===== DATA LINES

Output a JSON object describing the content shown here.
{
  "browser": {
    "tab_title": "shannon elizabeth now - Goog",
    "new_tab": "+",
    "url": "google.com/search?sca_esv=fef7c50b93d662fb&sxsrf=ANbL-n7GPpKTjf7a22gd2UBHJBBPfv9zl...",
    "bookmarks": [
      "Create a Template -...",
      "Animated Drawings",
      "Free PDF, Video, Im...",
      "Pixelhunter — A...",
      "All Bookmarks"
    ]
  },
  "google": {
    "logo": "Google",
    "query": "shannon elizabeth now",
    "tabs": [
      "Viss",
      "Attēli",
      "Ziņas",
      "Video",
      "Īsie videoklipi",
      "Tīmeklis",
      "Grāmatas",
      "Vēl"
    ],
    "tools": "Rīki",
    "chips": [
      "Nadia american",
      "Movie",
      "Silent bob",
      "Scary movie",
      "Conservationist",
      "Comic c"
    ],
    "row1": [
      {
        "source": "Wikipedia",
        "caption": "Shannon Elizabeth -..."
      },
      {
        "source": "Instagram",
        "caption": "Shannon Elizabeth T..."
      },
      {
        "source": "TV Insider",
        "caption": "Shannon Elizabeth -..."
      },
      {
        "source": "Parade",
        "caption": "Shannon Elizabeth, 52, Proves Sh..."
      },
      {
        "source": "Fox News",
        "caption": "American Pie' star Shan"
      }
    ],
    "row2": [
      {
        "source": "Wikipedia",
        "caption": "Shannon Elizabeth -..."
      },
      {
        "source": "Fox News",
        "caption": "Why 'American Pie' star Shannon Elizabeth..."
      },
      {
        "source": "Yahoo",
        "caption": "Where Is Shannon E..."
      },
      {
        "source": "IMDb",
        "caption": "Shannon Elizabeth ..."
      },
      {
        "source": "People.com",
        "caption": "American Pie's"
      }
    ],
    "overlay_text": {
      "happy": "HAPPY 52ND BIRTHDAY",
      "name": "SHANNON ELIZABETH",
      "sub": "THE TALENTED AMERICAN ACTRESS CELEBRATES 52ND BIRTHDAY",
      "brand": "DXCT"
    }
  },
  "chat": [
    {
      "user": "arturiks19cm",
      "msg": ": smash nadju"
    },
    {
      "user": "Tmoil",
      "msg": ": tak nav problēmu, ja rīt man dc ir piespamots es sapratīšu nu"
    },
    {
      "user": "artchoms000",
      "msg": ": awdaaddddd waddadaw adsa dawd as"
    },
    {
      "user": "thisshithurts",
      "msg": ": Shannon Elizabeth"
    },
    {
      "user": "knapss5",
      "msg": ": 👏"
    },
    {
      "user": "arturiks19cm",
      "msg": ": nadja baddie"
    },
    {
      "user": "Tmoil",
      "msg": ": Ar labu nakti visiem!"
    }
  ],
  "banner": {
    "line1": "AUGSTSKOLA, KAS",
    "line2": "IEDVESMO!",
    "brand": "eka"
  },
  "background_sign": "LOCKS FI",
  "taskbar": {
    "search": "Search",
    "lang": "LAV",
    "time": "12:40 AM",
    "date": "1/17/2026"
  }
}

==========

#### YOUR OBJECTIVE:
Return, from the data, each line that has the word "user" in it.

#### ANSWER BELOW:
      "user": "arturiks19cm",
      "user": "Tmoil",
      "user": "artchoms000",
      "user": "thisshithurts",
      "user": "knapss5",
      "user": "arturiks19cm",
      "user": "Tmoil",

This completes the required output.